## Start
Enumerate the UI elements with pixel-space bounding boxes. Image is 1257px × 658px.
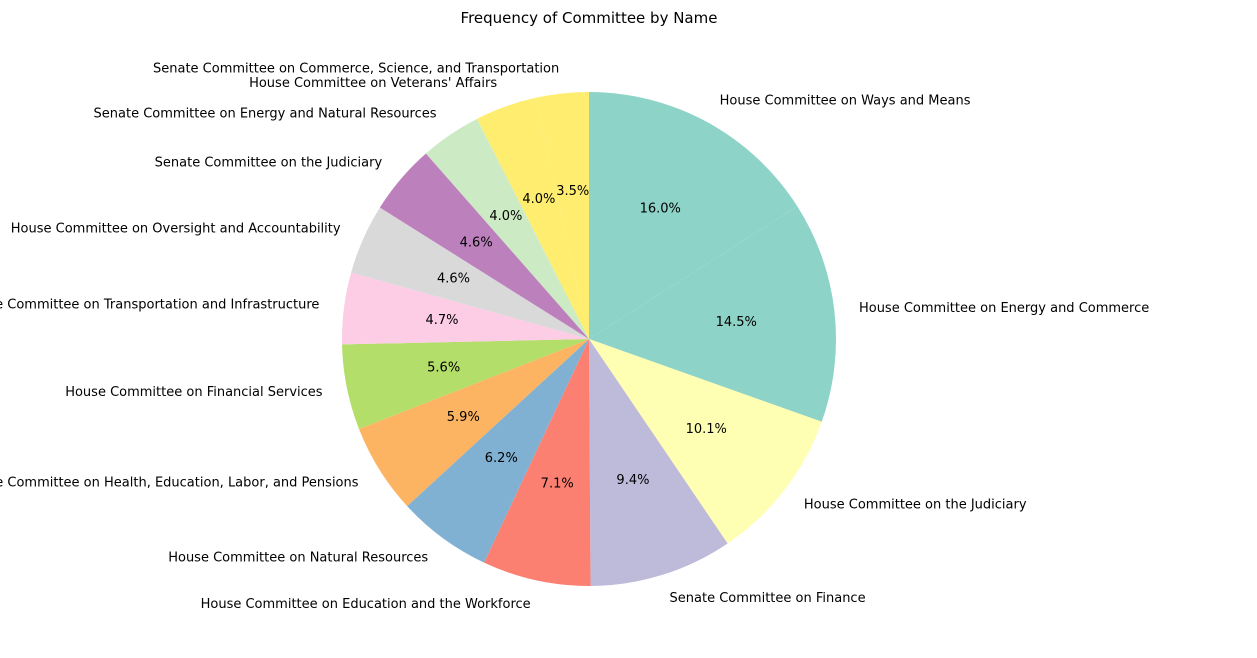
pie-pct-label: 9.4% <box>616 473 649 488</box>
pie-slice-house-committee-on-transportation-and-infrastructure <box>342 272 589 345</box>
pie-category-label: House Committee on Veterans' Affairs <box>249 76 497 91</box>
pie-category-label: Senate Committee on Commerce, Science, a… <box>153 61 559 76</box>
pie-slice-house-committee-on-the-judiciary <box>589 339 822 544</box>
pie-pct-label: 10.1% <box>686 422 727 437</box>
pie-slice-senate-committee-on-health-education-labor-and-pensions <box>358 339 589 507</box>
pie-category-label: Senate Committee on Finance <box>670 591 866 606</box>
pie-slice-house-committee-on-oversight-and-accountability <box>351 207 589 339</box>
pie-slice-house-committee-on-education-and-the-workforce <box>484 339 591 587</box>
pie-pct-label: 3.5% <box>556 184 589 199</box>
pie-category-label: House Committee on the Judiciary <box>804 498 1027 513</box>
pie-pct-label: 4.7% <box>425 313 458 328</box>
pie-pct-label: 16.0% <box>640 202 681 217</box>
pie-labels: 16.0% House Committee on Ways and Means 14… <box>0 61 1149 611</box>
pie-pct-label: 6.2% <box>485 451 518 466</box>
pie-pct-label: 7.1% <box>541 476 574 491</box>
pie-pct-label: 14.5% <box>716 315 757 330</box>
pie-slice-senate-committee-on-the-judiciary <box>379 153 589 339</box>
pie-category-label: Senate Committee on Energy and Natural R… <box>94 107 437 122</box>
pie-category-label: House Committee on Natural Resources <box>168 551 428 566</box>
pie-pct-label: 5.9% <box>447 410 480 425</box>
pie-slice-house-committee-on-natural-resources <box>407 339 589 563</box>
pie-slices <box>342 92 837 587</box>
pie-slice-senate-committee-on-energy-and-natural-resources <box>425 118 589 339</box>
pie-category-label: House Committee on Financial Services <box>65 385 323 400</box>
pie-category-label: Senate Committee on the Judiciary <box>155 155 383 170</box>
pie-slice-house-committee-on-energy-and-commerce <box>589 206 837 422</box>
pie-category-label: Senate Committee on Health, Education, L… <box>0 475 359 490</box>
pie-pct-label: 4.0% <box>489 209 522 224</box>
pie-slice-house-committee-on-veterans-affairs <box>477 97 589 339</box>
pie-category-label: House Committee on Education and the Wor… <box>201 597 531 612</box>
chart-title: Frequency of Committee by Name <box>461 9 718 27</box>
pie-pct-label: 5.6% <box>427 361 460 376</box>
pie-slice-senate-committee-on-finance <box>589 339 728 586</box>
pie-pct-label: 4.0% <box>522 192 555 207</box>
pie-slice-senate-committee-on-commerce-science-and-transportation <box>535 92 589 339</box>
pie-category-label: House Committee on Energy and Commerce <box>859 301 1149 316</box>
pie-category-label: House Committee on Transportation and In… <box>0 298 319 313</box>
pie-slice-house-committee-on-financial-services <box>342 339 589 430</box>
pie-category-label: House Committee on Oversight and Account… <box>11 221 341 236</box>
pie-slice-house-committee-on-ways-and-means <box>589 92 798 339</box>
pie-pct-label: 4.6% <box>437 271 470 286</box>
pie-pct-label: 4.6% <box>460 235 493 250</box>
pie-category-label: House Committee on Ways and Means <box>720 93 971 108</box>
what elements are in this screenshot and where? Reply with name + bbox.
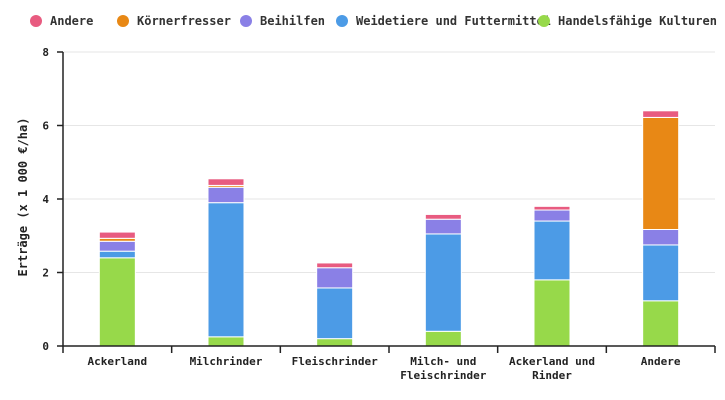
bar-segment[interactable] (642, 116, 680, 231)
x-tick-label: Milchrinder (190, 355, 263, 368)
bar-segment[interactable] (642, 110, 680, 118)
chart-legend: Andere Körnerfresser Beihilfen Weidetiere u… (30, 14, 720, 34)
bar-segment[interactable] (424, 213, 462, 220)
x-tick-label-line: Ackerland (88, 355, 148, 368)
bar-segment[interactable] (424, 233, 462, 332)
legend-item[interactable]: Beihilfen (240, 14, 325, 28)
x-tick-label: Ackerland (88, 355, 148, 368)
bar-segment[interactable] (207, 178, 245, 186)
bar-segment[interactable] (642, 244, 680, 302)
legend-label: Körnerfresser (137, 14, 231, 28)
bar-segment[interactable] (207, 336, 245, 347)
x-tick-label: Milch- und Fleischrinder (400, 355, 486, 382)
bar-segment[interactable] (316, 262, 354, 269)
legend-swatch (240, 15, 252, 27)
legend-item[interactable]: Andere (30, 14, 93, 28)
x-tick-label-line: Andere (641, 355, 681, 368)
bar-segment[interactable] (642, 229, 680, 246)
bar-segment[interactable] (316, 338, 354, 347)
x-tick-label: Andere (641, 355, 681, 368)
x-tick-label-line: Fleischrinder (292, 355, 378, 368)
x-tick-label-line: Ackerland und (509, 355, 595, 368)
legend-item[interactable]: Weidetiere und Futtermittel (336, 14, 551, 28)
x-tick-label: Fleischrinder (292, 355, 378, 368)
bar-segment[interactable] (316, 267, 354, 289)
bar-segment[interactable] (207, 202, 245, 338)
y-tick-label: 6 (42, 120, 49, 133)
bar-segment[interactable] (207, 186, 245, 204)
legend-swatch (30, 15, 42, 27)
legend-label: Handelsfähige Kulturen (558, 14, 717, 28)
bar-segment[interactable] (98, 240, 136, 252)
bar-segment[interactable] (424, 218, 462, 235)
bar-segment[interactable] (98, 257, 136, 347)
legend-label: Andere (50, 14, 94, 28)
y-tick-label: 4 (42, 193, 49, 206)
bar-segment[interactable] (98, 250, 136, 259)
y-tick-label: 0 (42, 340, 49, 353)
bar-segment[interactable] (533, 220, 571, 281)
bar-segment[interactable] (98, 231, 136, 239)
bar-segment[interactable] (533, 279, 571, 347)
legend-item[interactable]: Körnerfresser (117, 14, 231, 28)
legend-swatch (336, 15, 348, 27)
legend-label: Beihilfen (260, 14, 326, 28)
legend-item[interactable]: Handelsfähige Kulturen (538, 14, 717, 28)
x-tick-label-line: Fleischrinder (400, 369, 486, 382)
x-tick-label: Ackerland und Rinder (509, 355, 595, 382)
y-axis-title: Erträge (x 1 000 €/ha) (16, 118, 30, 277)
legend-label: Weidetiere und Futtermittel (356, 14, 552, 28)
legend-swatch (117, 15, 129, 27)
x-tick-label-line: Milch- und (410, 355, 476, 368)
bar-segment[interactable] (316, 287, 354, 340)
bar-segment[interactable] (533, 209, 571, 222)
bar-segment[interactable] (642, 300, 680, 347)
x-tick-label-line: Milchrinder (190, 355, 263, 368)
x-tick-label-line: Rinder (532, 369, 572, 382)
y-tick-label: 8 (42, 46, 49, 59)
legend-swatch (538, 15, 550, 27)
y-tick-label: 2 (42, 267, 49, 280)
bar-segment[interactable] (424, 330, 462, 347)
bar-segment[interactable] (533, 205, 571, 211)
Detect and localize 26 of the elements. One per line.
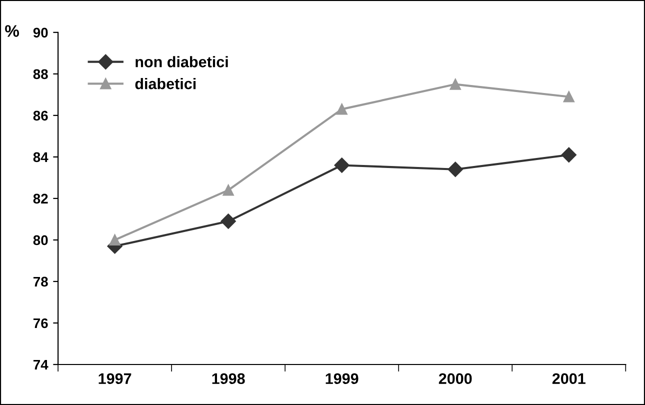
x-tick-label: 1997 [98, 373, 132, 384]
y-tick-label: 78 [33, 276, 48, 287]
point [336, 104, 348, 115]
y-tick-label: 82 [33, 194, 48, 204]
y-tick-label: 90 [33, 28, 48, 38]
point [450, 78, 461, 90]
y-axis-title: % [5, 25, 20, 37]
y-tick-label: 76 [33, 318, 48, 328]
y-tick-label: 88 [33, 69, 48, 80]
point [563, 91, 574, 102]
x-tick-label: 2001 [552, 373, 586, 384]
point [561, 147, 576, 162]
point [220, 214, 236, 229]
legend-label: non diabetici [136, 56, 228, 68]
y-tick-label: 86 [33, 110, 48, 121]
x-tick-label: 2000 [438, 373, 472, 384]
point [334, 158, 350, 173]
x-tick-label: 1999 [326, 373, 358, 384]
x-tick-label: 1998 [212, 373, 245, 384]
point [448, 162, 463, 177]
y-tick-label: 74 [33, 360, 48, 370]
y-tick-label: 84 [33, 152, 48, 162]
point [222, 184, 234, 196]
point [109, 234, 120, 246]
legend-label: diabetici [135, 78, 196, 90]
y-tick-label: 80 [33, 235, 48, 246]
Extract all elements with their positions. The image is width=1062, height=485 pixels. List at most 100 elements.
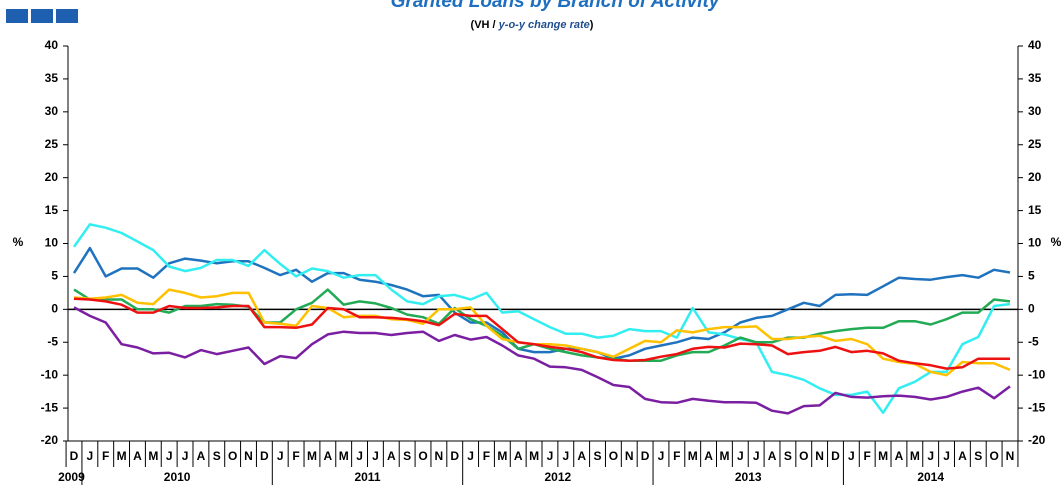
## End
Copy out the items word for word, starting with the line that contains "x-tick-label: 1997 [98, 373, 132, 384]" and going on through the line that contains "y-tick-label: 76 [33, 318, 48, 328]".

> **COMPLETE RESPONSE**:
x-tick-label: 1997 [98, 373, 132, 384]
y-tick-label: 78 [33, 276, 48, 287]
point [336, 104, 348, 115]
y-tick-label: 82 [33, 194, 48, 204]
y-tick-label: 90 [33, 28, 48, 38]
point [450, 78, 461, 90]
y-axis-title: % [5, 25, 20, 37]
y-tick-label: 76 [33, 318, 48, 328]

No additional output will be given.